**** Provided data ****

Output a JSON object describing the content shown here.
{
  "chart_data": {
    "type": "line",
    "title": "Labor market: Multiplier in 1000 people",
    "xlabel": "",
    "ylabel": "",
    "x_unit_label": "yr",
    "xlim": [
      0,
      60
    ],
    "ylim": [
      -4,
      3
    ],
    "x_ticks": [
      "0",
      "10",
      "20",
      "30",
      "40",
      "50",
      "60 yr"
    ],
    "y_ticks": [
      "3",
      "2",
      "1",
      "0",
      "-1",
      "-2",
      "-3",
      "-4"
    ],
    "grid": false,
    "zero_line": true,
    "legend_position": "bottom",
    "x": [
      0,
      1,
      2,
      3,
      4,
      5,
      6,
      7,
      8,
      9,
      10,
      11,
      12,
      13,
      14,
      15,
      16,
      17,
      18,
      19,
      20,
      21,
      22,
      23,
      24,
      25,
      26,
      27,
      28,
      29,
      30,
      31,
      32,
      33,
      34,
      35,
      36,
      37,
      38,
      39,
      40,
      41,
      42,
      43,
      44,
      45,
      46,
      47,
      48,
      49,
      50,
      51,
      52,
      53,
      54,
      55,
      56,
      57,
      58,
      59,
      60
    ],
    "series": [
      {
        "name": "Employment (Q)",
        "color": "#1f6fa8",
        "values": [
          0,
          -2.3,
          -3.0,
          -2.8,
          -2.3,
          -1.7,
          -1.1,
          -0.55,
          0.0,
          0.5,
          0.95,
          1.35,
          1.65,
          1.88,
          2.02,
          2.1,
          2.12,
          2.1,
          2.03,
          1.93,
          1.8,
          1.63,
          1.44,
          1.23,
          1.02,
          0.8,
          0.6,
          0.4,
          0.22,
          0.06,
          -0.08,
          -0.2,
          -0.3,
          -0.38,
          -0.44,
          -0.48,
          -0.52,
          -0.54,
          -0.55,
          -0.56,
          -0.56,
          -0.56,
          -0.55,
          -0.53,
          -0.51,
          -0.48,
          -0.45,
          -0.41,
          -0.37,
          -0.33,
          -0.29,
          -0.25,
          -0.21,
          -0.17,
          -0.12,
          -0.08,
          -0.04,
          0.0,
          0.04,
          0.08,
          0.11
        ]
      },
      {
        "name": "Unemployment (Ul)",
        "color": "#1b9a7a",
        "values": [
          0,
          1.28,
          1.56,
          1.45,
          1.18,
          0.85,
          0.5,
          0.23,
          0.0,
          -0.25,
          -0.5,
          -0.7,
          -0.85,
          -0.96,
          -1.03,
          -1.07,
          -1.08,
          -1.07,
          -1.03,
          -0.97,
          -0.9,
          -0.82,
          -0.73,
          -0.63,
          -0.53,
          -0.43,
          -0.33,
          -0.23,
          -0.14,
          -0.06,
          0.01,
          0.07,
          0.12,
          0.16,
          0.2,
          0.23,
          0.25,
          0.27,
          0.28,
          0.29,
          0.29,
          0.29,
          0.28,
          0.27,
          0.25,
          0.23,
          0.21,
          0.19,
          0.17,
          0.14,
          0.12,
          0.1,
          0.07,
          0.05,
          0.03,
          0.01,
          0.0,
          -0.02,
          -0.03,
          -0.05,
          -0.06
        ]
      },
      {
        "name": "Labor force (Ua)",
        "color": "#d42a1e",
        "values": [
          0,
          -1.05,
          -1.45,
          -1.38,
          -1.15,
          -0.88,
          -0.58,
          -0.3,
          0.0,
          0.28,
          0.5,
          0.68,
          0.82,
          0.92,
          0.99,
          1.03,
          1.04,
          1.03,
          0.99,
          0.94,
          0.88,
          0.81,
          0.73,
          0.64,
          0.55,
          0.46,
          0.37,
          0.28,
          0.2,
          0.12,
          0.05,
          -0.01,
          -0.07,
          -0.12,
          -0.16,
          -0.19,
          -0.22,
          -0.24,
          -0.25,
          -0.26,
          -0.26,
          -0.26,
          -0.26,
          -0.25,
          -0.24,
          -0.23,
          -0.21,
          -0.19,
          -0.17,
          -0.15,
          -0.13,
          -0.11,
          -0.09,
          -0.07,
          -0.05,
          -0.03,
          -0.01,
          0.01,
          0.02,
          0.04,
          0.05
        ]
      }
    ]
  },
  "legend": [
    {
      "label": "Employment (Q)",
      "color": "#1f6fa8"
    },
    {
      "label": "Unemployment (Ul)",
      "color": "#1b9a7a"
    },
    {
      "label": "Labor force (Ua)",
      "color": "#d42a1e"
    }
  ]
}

****
**** Provided data ****

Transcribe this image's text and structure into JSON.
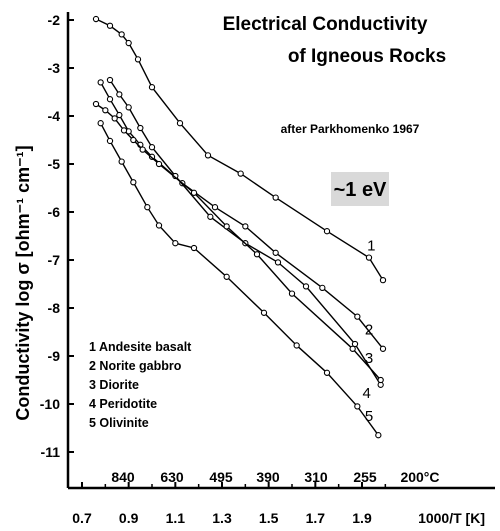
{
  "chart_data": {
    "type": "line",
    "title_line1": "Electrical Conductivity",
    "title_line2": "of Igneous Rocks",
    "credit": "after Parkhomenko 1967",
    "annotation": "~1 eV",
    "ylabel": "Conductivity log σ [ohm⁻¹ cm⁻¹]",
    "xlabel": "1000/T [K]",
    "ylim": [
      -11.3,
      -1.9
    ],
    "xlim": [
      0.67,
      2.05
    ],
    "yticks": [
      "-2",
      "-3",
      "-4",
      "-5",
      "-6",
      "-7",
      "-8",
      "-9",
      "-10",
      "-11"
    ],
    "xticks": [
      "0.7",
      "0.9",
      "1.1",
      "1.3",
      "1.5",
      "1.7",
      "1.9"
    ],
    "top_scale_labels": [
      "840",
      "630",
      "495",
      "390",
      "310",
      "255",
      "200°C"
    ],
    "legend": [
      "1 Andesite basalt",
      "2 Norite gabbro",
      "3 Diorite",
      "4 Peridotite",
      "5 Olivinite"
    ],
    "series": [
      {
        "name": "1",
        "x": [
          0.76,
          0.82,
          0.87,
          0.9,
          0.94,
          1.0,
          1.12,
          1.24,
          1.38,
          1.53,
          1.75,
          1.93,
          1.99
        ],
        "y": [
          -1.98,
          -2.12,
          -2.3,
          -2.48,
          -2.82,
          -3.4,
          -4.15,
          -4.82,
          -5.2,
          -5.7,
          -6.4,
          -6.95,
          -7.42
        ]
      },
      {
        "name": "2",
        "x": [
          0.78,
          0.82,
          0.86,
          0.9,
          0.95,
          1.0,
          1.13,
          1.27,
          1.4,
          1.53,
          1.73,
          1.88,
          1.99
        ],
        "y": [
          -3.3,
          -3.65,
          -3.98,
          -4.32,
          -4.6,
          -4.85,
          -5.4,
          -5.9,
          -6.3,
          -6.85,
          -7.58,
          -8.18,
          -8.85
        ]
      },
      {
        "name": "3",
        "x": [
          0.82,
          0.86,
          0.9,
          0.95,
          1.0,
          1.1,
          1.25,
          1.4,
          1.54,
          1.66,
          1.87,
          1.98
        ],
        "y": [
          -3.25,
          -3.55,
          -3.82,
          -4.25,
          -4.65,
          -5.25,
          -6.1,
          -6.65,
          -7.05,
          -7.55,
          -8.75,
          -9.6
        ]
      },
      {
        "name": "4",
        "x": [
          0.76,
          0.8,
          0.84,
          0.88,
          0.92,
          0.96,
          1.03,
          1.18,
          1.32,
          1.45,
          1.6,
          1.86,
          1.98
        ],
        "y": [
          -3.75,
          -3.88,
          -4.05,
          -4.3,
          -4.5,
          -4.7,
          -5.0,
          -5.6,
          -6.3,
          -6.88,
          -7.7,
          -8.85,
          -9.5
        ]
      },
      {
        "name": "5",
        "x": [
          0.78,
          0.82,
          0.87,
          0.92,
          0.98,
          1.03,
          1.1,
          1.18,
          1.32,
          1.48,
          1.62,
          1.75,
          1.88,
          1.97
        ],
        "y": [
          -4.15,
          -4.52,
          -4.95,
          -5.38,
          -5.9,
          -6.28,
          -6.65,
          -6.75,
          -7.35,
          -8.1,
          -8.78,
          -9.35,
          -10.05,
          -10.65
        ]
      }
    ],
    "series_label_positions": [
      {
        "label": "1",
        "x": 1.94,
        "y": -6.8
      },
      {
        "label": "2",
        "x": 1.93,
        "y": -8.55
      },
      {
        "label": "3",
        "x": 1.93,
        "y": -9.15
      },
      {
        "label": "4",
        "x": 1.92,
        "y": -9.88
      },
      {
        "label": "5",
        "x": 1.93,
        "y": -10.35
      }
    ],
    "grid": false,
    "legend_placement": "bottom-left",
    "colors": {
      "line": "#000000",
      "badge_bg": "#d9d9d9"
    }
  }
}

****

_Stated exercise:_
Looking back at the lines above, state how many contain the word "bottom", and supply nothing besides the number.

_The result:_
2